_Input for this task_:

-----

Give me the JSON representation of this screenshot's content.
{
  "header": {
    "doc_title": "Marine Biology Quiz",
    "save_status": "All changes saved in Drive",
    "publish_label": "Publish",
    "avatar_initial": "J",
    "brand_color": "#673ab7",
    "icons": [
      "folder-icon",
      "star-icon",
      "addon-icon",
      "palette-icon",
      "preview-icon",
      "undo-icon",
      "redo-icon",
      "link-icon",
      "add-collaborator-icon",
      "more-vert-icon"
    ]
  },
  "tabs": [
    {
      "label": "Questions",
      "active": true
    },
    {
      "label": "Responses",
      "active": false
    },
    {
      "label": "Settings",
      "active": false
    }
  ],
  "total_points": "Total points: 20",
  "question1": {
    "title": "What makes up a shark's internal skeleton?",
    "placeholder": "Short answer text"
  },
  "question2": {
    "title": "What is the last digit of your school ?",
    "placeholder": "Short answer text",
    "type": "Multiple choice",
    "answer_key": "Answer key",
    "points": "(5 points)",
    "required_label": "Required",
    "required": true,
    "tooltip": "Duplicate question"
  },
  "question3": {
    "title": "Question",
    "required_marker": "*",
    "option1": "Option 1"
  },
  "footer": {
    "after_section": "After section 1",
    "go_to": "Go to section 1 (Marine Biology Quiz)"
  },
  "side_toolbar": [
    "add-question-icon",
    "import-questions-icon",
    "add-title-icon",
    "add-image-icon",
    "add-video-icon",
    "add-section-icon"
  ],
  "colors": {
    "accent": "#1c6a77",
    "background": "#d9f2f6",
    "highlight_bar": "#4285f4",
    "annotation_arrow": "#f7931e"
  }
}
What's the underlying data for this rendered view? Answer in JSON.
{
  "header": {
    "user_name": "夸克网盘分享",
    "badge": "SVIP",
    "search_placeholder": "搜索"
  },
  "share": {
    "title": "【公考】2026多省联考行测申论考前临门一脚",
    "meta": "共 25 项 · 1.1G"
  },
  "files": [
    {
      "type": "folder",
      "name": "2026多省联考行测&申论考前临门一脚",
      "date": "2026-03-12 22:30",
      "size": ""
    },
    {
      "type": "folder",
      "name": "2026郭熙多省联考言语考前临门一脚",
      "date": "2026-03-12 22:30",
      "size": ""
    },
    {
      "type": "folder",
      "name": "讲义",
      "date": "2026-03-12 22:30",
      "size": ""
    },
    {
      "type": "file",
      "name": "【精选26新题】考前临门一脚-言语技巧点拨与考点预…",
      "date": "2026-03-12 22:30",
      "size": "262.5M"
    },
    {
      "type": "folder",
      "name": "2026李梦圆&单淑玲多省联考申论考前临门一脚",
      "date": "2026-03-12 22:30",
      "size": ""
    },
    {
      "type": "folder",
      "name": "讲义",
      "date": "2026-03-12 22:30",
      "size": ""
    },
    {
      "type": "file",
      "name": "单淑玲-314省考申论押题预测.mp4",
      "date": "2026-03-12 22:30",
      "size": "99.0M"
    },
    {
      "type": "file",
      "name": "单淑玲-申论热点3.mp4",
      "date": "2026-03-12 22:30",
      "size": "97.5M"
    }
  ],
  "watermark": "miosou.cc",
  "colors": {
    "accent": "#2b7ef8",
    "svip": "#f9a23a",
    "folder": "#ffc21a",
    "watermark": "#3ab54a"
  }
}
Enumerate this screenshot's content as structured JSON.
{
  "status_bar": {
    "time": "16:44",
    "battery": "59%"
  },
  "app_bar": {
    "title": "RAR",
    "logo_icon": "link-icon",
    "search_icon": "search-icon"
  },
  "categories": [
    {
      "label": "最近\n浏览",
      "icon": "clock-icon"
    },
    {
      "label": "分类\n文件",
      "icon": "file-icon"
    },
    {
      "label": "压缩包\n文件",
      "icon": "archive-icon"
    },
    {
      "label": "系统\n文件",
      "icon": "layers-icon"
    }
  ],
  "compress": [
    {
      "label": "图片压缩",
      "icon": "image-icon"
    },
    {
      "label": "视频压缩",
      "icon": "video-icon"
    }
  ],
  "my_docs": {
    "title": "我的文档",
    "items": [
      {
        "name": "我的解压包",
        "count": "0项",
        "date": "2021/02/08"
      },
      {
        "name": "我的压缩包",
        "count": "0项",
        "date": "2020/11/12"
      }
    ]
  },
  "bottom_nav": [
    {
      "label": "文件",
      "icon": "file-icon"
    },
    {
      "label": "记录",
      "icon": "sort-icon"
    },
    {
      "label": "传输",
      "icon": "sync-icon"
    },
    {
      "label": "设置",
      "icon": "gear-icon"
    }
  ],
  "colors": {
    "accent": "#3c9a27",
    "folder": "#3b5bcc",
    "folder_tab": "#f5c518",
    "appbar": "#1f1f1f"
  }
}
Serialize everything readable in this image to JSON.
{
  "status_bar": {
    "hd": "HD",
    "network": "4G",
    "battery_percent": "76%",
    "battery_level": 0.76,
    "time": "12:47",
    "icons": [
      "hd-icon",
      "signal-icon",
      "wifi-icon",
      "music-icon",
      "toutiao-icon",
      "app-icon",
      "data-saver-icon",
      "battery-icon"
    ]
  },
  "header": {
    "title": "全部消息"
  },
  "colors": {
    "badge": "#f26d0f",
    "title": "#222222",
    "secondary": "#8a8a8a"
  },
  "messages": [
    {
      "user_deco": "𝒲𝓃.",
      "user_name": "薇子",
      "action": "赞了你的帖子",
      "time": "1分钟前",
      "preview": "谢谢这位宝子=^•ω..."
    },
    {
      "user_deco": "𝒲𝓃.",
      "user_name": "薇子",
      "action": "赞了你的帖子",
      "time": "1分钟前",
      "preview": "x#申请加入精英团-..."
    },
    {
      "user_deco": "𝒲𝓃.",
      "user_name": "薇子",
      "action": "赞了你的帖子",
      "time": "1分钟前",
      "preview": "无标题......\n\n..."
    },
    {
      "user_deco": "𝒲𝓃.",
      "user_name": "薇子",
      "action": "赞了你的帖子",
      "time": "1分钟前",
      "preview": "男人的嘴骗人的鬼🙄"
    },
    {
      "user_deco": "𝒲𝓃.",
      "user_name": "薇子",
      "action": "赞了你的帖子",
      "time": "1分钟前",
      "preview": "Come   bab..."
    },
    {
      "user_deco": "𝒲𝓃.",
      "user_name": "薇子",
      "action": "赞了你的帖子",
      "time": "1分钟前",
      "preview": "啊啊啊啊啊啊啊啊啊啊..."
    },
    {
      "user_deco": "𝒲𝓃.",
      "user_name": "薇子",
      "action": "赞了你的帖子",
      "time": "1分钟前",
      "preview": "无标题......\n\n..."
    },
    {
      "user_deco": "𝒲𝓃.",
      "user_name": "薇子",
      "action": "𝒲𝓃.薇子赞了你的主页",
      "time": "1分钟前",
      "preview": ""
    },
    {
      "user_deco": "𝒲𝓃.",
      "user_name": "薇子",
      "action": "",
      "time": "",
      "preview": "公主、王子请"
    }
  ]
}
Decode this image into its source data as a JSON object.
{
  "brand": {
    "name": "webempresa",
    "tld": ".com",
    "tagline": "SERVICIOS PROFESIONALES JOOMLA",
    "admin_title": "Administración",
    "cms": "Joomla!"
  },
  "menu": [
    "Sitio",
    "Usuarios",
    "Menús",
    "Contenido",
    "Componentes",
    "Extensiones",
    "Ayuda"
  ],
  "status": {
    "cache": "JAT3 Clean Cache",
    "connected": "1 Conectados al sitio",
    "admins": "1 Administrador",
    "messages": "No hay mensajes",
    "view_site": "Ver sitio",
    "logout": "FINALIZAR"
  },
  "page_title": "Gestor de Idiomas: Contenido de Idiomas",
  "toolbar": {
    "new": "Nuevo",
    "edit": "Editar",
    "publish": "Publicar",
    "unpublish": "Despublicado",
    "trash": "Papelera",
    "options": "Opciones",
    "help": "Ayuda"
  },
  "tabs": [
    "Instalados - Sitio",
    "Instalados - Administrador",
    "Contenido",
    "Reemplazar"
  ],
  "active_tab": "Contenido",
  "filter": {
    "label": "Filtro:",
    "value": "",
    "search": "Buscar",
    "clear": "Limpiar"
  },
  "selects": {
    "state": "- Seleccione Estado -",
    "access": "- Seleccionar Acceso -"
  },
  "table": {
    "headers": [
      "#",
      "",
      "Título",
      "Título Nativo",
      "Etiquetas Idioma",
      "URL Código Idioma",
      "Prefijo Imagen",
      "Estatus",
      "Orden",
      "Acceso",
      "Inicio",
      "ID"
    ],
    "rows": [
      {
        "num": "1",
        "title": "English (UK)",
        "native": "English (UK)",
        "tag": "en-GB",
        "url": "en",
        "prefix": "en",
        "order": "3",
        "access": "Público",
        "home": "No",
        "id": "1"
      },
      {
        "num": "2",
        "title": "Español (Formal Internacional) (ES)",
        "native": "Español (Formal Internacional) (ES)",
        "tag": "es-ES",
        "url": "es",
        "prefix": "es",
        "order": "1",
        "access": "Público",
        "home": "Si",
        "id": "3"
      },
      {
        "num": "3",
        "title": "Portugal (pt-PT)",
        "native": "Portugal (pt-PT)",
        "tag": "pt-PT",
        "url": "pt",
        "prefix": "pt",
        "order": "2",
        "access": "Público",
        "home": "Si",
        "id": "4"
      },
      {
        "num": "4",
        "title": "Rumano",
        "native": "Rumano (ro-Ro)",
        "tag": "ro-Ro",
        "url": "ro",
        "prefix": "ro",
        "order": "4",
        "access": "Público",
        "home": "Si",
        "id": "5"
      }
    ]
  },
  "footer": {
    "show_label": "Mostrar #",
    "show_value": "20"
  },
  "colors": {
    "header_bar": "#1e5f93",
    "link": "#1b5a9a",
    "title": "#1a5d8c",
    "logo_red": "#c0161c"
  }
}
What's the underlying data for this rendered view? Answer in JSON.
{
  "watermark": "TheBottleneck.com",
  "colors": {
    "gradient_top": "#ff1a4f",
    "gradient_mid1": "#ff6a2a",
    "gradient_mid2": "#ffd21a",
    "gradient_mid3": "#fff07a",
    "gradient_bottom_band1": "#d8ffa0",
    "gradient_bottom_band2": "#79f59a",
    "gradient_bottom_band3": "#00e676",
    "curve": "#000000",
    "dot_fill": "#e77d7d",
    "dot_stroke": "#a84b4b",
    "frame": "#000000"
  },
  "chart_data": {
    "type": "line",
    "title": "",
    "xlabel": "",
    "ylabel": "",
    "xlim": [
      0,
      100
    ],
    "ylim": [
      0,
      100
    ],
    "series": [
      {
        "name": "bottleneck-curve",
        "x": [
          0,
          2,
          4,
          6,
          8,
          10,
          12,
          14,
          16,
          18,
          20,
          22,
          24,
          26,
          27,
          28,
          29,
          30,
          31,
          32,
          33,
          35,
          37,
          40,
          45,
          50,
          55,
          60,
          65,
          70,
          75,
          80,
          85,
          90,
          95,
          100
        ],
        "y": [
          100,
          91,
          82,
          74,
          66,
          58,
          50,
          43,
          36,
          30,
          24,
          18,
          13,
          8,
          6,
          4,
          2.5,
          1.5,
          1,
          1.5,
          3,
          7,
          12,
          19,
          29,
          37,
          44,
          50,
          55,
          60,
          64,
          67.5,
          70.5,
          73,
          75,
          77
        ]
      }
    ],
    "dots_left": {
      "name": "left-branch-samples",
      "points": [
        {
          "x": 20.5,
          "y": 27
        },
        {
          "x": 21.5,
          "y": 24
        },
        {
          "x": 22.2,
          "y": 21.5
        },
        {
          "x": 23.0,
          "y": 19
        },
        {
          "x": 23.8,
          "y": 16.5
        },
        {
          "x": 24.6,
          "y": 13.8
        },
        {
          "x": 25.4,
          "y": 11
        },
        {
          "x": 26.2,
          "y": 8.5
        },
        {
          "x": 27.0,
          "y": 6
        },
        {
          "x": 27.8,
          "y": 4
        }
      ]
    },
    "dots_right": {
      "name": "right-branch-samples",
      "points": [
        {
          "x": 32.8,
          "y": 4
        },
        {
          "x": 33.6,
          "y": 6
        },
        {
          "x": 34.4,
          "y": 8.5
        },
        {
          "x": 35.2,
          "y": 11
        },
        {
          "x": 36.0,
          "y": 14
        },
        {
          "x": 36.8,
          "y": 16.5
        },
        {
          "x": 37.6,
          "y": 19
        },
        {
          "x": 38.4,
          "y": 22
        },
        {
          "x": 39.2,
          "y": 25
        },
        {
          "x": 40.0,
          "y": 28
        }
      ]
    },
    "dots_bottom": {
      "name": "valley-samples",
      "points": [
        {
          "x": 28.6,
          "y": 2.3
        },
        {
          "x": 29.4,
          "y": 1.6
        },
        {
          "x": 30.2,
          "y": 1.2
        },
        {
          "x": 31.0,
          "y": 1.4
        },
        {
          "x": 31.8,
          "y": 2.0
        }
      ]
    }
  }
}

-----

_What needs to be done_: Go through the material and copy out every line with "samples" in it.

_Solution to this exercise_:
      "name": "left-branch-samples",
      "name": "right-branch-samples",
      "name": "valley-samples",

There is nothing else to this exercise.